#### Data provided:
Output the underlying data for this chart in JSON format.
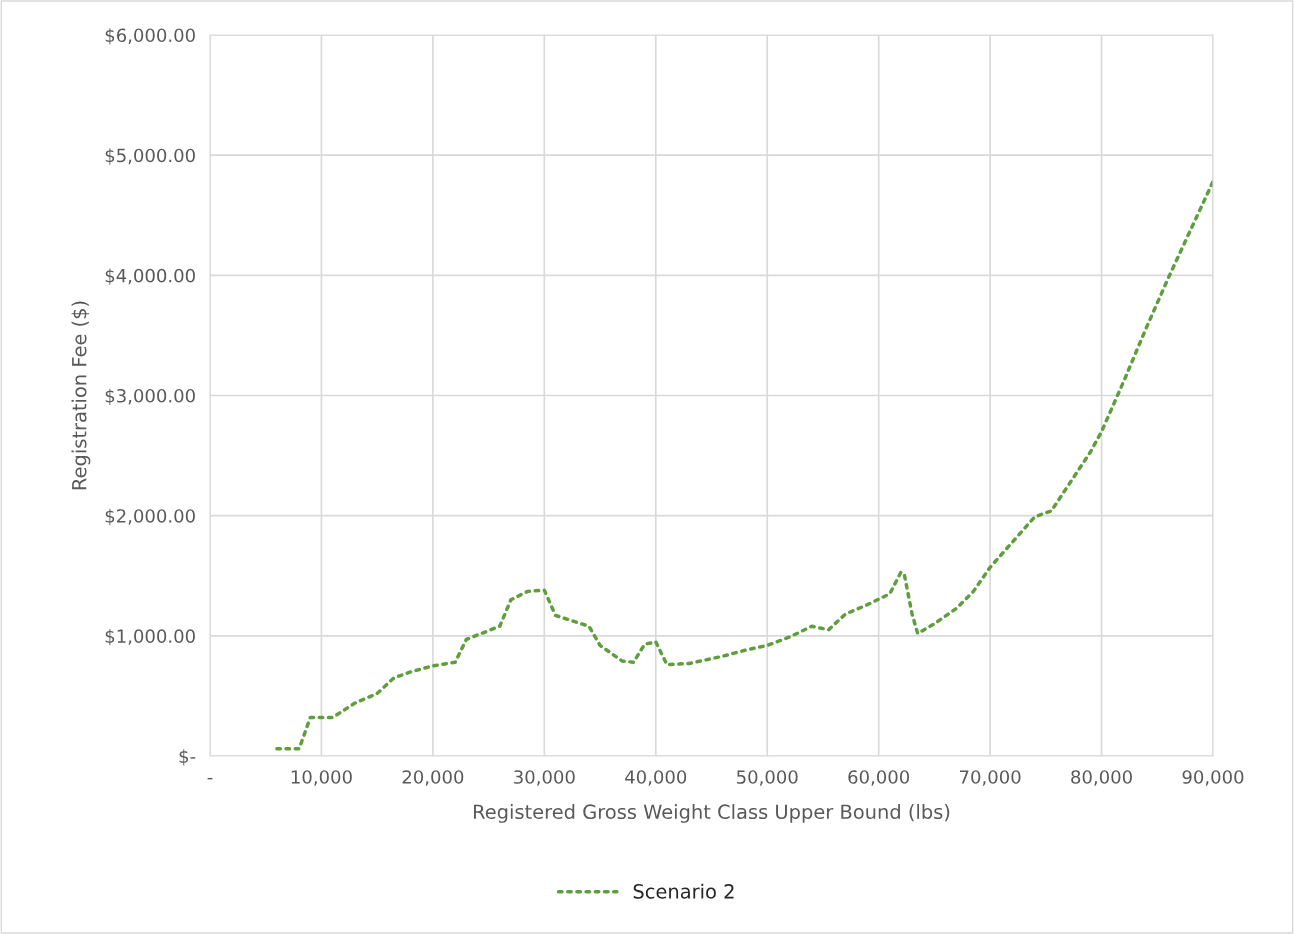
{
  "chart_data": {
    "type": "line",
    "xlabel": "Registered Gross Weight Class Upper Bound (lbs)",
    "ylabel": "Registration Fee ($)",
    "series": [
      {
        "name": "Scenario 2",
        "color": "#5e9e3c",
        "line_style": "dotted",
        "x": [
          6000,
          8000,
          9000,
          11000,
          13000,
          15000,
          16500,
          18000,
          20000,
          22000,
          23000,
          26000,
          27000,
          28500,
          30000,
          31000,
          34000,
          35000,
          37000,
          38000,
          39000,
          40000,
          41000,
          43000,
          46000,
          48000,
          50000,
          52000,
          54000,
          55500,
          57000,
          59000,
          61000,
          62000,
          62300,
          63000,
          63500,
          65000,
          67000,
          68500,
          70000,
          72000,
          74000,
          75500,
          77000,
          79000,
          80000,
          82000,
          84000,
          86000,
          88000,
          90000
        ],
        "values": [
          60,
          60,
          320,
          320,
          440,
          520,
          650,
          700,
          750,
          780,
          970,
          1080,
          1300,
          1370,
          1380,
          1170,
          1080,
          920,
          790,
          780,
          930,
          950,
          760,
          770,
          830,
          880,
          920,
          990,
          1080,
          1050,
          1180,
          1260,
          1350,
          1530,
          1510,
          1180,
          1020,
          1100,
          1230,
          1370,
          1570,
          1780,
          1990,
          2040,
          2250,
          2530,
          2700,
          3120,
          3560,
          3980,
          4380,
          4780
        ]
      }
    ],
    "xlim": [
      0,
      90000
    ],
    "xticks": [
      {
        "value": 0,
        "label": "-"
      },
      {
        "value": 10000,
        "label": "10,000"
      },
      {
        "value": 20000,
        "label": "20,000"
      },
      {
        "value": 30000,
        "label": "30,000"
      },
      {
        "value": 40000,
        "label": "40,000"
      },
      {
        "value": 50000,
        "label": "50,000"
      },
      {
        "value": 60000,
        "label": "60,000"
      },
      {
        "value": 70000,
        "label": "70,000"
      },
      {
        "value": 80000,
        "label": "80,000"
      },
      {
        "value": 90000,
        "label": "90,000"
      }
    ],
    "ylim": [
      0,
      6000
    ],
    "yticks": [
      {
        "value": 0,
        "label": "$-"
      },
      {
        "value": 1000,
        "label": "$1,000.00"
      },
      {
        "value": 2000,
        "label": "$2,000.00"
      },
      {
        "value": 3000,
        "label": "$3,000.00"
      },
      {
        "value": 4000,
        "label": "$4,000.00"
      },
      {
        "value": 5000,
        "label": "$5,000.00"
      },
      {
        "value": 6000,
        "label": "$6,000.00"
      }
    ],
    "grid": true,
    "legend": "bottom"
  }
}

#### Work required:
Output the data above without changes, apart from leaving out the pictures.

#### Finished answer:
Output the underlying data for this chart in JSON format.
{
  "chart_data": {
    "type": "line",
    "xlabel": "Registered Gross Weight Class Upper Bound (lbs)",
    "ylabel": "Registration Fee ($)",
    "series": [
      {
        "name": "Scenario 2",
        "color": "#5e9e3c",
        "line_style": "dotted",
        "x": [
          6000,
          8000,
          9000,
          11000,
          13000,
          15000,
          16500,
          18000,
          20000,
          22000,
          23000,
          26000,
          27000,
          28500,
          30000,
          31000,
          34000,
          35000,
          37000,
          38000,
          39000,
          40000,
          41000,
          43000,
          46000,
          48000,
          50000,
          52000,
          54000,
          55500,
          57000,
          59000,
          61000,
          62000,
          62300,
          63000,
          63500,
          65000,
          67000,
          68500,
          70000,
          72000,
          74000,
          75500,
          77000,
          79000,
          80000,
          82000,
          84000,
          86000,
          88000,
          90000
        ],
        "values": [
          60,
          60,
          320,
          320,
          440,
          520,
          650,
          700,
          750,
          780,
          970,
          1080,
          1300,
          1370,
          1380,
          1170,
          1080,
          920,
          790,
          780,
          930,
          950,
          760,
          770,
          830,
          880,
          920,
          990,
          1080,
          1050,
          1180,
          1260,
          1350,
          1530,
          1510,
          1180,
          1020,
          1100,
          1230,
          1370,
          1570,
          1780,
          1990,
          2040,
          2250,
          2530,
          2700,
          3120,
          3560,
          3980,
          4380,
          4780
        ]
      }
    ],
    "xlim": [
      0,
      90000
    ],
    "xticks": [
      {
        "value": 0,
        "label": "-"
      },
      {
        "value": 10000,
        "label": "10,000"
      },
      {
        "value": 20000,
        "label": "20,000"
      },
      {
        "value": 30000,
        "label": "30,000"
      },
      {
        "value": 40000,
        "label": "40,000"
      },
      {
        "value": 50000,
        "label": "50,000"
      },
      {
        "value": 60000,
        "label": "60,000"
      },
      {
        "value": 70000,
        "label": "70,000"
      },
      {
        "value": 80000,
        "label": "80,000"
      },
      {
        "value": 90000,
        "label": "90,000"
      }
    ],
    "ylim": [
      0,
      6000
    ],
    "yticks": [
      {
        "value": 0,
        "label": "$-"
      },
      {
        "value": 1000,
        "label": "$1,000.00"
      },
      {
        "value": 2000,
        "label": "$2,000.00"
      },
      {
        "value": 3000,
        "label": "$3,000.00"
      },
      {
        "value": 4000,
        "label": "$4,000.00"
      },
      {
        "value": 5000,
        "label": "$5,000.00"
      },
      {
        "value": 6000,
        "label": "$6,000.00"
      }
    ],
    "grid": true,
    "legend": "bottom"
  }
}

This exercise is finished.